Locate the string "vegna" in the records below. Copy every line where it occurs.

GIVEN DATA
--- --- ---

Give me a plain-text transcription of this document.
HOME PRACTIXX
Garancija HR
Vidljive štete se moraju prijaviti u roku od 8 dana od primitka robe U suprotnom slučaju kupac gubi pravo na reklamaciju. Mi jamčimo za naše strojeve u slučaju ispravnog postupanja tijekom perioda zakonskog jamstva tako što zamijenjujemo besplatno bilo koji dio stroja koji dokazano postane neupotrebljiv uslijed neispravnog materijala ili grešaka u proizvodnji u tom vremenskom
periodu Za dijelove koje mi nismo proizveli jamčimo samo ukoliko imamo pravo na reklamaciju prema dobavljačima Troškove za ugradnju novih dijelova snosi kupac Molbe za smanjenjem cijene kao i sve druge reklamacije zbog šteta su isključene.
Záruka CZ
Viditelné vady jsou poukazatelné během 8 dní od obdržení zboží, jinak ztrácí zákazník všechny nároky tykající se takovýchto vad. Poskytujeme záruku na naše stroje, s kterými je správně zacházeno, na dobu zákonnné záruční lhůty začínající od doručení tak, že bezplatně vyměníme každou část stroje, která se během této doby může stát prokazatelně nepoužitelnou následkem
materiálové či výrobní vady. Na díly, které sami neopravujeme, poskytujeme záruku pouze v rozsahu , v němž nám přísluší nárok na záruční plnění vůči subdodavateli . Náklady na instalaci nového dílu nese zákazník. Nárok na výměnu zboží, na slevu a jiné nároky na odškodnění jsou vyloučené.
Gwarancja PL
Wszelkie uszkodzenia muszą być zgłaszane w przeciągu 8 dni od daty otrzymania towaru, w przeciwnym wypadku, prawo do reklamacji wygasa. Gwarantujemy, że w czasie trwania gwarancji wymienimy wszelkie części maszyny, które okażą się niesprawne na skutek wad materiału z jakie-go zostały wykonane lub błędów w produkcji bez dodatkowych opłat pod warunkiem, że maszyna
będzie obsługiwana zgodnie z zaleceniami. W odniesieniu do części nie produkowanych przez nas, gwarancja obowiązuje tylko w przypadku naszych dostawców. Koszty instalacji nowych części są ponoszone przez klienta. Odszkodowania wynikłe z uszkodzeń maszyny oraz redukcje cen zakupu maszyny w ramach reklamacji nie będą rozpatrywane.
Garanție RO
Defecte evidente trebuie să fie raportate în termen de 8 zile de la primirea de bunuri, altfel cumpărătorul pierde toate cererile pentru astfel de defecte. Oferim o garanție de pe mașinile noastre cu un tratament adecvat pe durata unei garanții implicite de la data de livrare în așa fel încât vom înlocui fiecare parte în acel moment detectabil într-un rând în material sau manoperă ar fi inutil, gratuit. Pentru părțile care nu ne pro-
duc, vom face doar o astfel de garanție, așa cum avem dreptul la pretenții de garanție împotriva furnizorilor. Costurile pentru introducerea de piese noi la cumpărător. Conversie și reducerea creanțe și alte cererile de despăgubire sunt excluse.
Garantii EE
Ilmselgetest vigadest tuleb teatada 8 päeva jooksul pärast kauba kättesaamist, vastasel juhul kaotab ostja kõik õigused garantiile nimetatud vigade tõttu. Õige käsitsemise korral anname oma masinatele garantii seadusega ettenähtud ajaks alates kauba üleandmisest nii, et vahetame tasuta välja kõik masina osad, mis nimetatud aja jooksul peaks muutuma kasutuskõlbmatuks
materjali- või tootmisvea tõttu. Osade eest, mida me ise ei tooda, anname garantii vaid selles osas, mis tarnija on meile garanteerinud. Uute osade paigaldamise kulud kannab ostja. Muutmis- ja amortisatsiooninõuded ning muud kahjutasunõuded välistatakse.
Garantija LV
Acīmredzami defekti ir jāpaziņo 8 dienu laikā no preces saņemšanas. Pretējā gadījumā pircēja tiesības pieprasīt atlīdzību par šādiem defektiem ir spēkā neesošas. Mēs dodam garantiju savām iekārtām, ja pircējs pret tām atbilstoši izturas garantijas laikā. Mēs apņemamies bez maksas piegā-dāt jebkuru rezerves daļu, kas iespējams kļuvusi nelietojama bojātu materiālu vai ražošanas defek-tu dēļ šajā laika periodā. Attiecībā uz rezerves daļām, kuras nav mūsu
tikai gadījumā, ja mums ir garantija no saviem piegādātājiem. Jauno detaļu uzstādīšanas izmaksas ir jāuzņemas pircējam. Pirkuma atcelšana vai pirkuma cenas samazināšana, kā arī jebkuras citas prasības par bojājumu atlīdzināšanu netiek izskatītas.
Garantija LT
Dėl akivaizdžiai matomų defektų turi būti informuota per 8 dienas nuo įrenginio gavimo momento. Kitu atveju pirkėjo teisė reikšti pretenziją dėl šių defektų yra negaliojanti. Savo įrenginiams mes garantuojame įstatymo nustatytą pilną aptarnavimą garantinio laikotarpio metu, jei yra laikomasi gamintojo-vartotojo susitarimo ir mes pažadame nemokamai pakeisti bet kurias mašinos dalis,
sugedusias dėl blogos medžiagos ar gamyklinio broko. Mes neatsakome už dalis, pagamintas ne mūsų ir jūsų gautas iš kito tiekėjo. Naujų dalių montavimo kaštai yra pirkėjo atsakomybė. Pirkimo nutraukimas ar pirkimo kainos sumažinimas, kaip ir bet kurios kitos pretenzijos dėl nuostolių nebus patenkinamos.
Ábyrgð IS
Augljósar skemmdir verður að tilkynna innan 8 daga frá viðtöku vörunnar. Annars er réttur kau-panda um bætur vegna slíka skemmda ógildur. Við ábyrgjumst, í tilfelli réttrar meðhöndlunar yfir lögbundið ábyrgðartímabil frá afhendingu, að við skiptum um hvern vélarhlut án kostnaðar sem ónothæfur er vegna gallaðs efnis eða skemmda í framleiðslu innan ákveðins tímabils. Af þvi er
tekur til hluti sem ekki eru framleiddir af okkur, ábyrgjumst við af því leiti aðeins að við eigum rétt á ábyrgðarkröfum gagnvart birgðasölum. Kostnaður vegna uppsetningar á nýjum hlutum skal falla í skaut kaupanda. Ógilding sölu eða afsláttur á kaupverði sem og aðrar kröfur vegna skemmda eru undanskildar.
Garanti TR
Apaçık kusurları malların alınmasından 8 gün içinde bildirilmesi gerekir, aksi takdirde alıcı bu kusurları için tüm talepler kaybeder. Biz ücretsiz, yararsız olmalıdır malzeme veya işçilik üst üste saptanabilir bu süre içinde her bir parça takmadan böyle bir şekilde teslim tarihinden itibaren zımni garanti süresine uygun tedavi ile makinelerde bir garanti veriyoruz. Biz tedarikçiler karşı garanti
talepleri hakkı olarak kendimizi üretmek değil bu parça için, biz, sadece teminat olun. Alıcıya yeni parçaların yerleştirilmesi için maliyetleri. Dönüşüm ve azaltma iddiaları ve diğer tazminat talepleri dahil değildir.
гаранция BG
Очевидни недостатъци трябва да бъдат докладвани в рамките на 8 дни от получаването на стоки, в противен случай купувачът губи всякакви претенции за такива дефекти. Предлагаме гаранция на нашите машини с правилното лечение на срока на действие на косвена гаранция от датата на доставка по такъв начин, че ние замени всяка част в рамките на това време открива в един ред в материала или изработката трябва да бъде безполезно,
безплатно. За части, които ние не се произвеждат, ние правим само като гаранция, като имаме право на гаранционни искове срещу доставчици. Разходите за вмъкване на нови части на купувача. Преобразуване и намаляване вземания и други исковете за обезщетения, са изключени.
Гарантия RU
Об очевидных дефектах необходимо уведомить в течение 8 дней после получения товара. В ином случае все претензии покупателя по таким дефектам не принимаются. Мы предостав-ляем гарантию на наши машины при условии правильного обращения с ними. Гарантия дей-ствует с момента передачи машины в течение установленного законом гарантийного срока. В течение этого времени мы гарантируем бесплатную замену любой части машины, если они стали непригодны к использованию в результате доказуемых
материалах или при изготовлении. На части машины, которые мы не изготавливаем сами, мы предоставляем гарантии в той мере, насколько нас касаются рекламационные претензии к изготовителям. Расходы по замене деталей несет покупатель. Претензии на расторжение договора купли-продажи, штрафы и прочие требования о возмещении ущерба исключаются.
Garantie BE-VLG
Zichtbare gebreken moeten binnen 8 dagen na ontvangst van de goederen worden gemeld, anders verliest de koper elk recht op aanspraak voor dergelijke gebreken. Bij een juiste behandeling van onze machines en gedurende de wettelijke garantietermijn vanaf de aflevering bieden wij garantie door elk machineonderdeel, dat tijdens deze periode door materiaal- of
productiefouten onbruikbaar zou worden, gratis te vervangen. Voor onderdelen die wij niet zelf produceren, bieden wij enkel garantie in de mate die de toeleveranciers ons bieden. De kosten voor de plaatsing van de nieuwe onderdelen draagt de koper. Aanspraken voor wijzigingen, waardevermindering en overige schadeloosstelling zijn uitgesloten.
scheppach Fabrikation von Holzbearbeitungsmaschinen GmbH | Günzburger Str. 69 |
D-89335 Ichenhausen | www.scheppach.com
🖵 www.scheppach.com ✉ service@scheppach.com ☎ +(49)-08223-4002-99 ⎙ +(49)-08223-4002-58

--- --- ---

COMPLETED EXERCISE
Augljósar skemmdir verður að tilkynna innan 8 daga frá viðtöku vörunnar. Annars er réttur kau-panda um bætur vegna slíka skemmda ógildur. Við ábyrgjumst, í tilfelli réttrar meðhöndlunar yfir lögbundið ábyrgðartímabil frá afhendingu, að við skiptum um hvern vélarhlut án kostnaðar sem ónothæfur er vegna gallaðs efnis eða skemmda í framleiðslu innan ákveðins tímabils. Af þvi er
tekur til hluti sem ekki eru framleiddir af okkur, ábyrgjumst við af því leiti aðeins að við eigum rétt á ábyrgðarkröfum gagnvart birgðasölum. Kostnaður vegna uppsetningar á nýjum hlutum skal falla í skaut kaupanda. Ógilding sölu eða afsláttur á kaupverði sem og aðrar kröfur vegna skemmda eru undanskildar.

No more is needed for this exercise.